* **Set task**
Reproduce the lines below, switching each occurrence of "legend-swatch" to "legend-marker" and leaving all other text unchanged.

══════

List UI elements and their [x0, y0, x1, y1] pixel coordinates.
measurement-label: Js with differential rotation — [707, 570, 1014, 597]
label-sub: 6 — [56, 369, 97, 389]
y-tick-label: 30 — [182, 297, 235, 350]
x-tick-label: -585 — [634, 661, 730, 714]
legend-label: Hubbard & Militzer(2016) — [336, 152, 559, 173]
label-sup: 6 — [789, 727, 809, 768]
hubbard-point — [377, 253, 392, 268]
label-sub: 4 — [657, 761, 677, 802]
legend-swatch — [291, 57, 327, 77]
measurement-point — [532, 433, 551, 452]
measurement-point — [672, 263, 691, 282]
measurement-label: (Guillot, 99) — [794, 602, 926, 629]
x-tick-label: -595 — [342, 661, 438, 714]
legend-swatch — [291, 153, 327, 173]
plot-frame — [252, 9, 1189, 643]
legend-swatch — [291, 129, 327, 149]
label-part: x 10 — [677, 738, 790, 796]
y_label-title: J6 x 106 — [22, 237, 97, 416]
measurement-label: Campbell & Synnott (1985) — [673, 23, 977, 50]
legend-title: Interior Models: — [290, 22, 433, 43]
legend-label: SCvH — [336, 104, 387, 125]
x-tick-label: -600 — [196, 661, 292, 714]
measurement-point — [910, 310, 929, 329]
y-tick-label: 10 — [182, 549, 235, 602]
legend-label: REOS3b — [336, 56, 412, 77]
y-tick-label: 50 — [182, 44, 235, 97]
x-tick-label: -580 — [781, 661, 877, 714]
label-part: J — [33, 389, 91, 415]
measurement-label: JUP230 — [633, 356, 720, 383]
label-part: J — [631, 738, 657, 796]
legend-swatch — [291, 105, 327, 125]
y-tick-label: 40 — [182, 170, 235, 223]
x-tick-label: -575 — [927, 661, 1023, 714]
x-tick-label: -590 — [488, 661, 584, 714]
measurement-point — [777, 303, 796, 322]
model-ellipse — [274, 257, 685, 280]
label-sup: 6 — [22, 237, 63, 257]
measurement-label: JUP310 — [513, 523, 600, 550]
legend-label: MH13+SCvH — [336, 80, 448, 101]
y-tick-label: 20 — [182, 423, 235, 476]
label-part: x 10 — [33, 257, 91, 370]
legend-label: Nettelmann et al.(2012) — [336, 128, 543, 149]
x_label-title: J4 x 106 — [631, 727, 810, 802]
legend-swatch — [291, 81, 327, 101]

══════

* **Result of the task**
List UI elements and their [x0, y0, x1, y1] pixel coordinates.
measurement-label: Js with differential rotation — [707, 570, 1014, 597]
label-sub: 6 — [56, 369, 97, 389]
y-tick-label: 30 — [182, 297, 235, 350]
x-tick-label: -585 — [634, 661, 730, 714]
legend-label: Hubbard & Militzer(2016) — [336, 152, 559, 173]
label-sup: 6 — [789, 727, 809, 768]
hubbard-point — [377, 253, 392, 268]
label-sub: 4 — [657, 761, 677, 802]
legend-marker — [291, 57, 327, 77]
measurement-point — [532, 433, 551, 452]
measurement-point — [672, 263, 691, 282]
measurement-label: (Guillot, 99) — [794, 602, 926, 629]
x-tick-label: -595 — [342, 661, 438, 714]
legend-marker — [291, 153, 327, 173]
plot-frame — [252, 9, 1189, 643]
legend-marker — [291, 129, 327, 149]
label-part: x 10 — [677, 738, 790, 796]
y_label-title: J6 x 106 — [22, 237, 97, 416]
measurement-label: Campbell & Synnott (1985) — [673, 23, 977, 50]
legend-title: Interior Models: — [290, 22, 433, 43]
legend-label: SCvH — [336, 104, 387, 125]
x-tick-label: -600 — [196, 661, 292, 714]
measurement-point — [910, 310, 929, 329]
y-tick-label: 10 — [182, 549, 235, 602]
legend-label: REOS3b — [336, 56, 412, 77]
y-tick-label: 50 — [182, 44, 235, 97]
x-tick-label: -580 — [781, 661, 877, 714]
label-part: J — [33, 389, 91, 415]
measurement-label: JUP230 — [633, 356, 720, 383]
label-part: J — [631, 738, 657, 796]
legend-marker — [291, 105, 327, 125]
y-tick-label: 40 — [182, 170, 235, 223]
x-tick-label: -575 — [927, 661, 1023, 714]
x-tick-label: -590 — [488, 661, 584, 714]
measurement-point — [777, 303, 796, 322]
model-ellipse — [274, 257, 685, 280]
label-sup: 6 — [22, 237, 63, 257]
measurement-label: JUP310 — [513, 523, 600, 550]
legend-label: MH13+SCvH — [336, 80, 448, 101]
y-tick-label: 20 — [182, 423, 235, 476]
label-part: x 10 — [33, 257, 91, 370]
legend-label: Nettelmann et al.(2012) — [336, 128, 543, 149]
x_label-title: J4 x 106 — [631, 727, 810, 802]
legend-marker — [291, 81, 327, 101]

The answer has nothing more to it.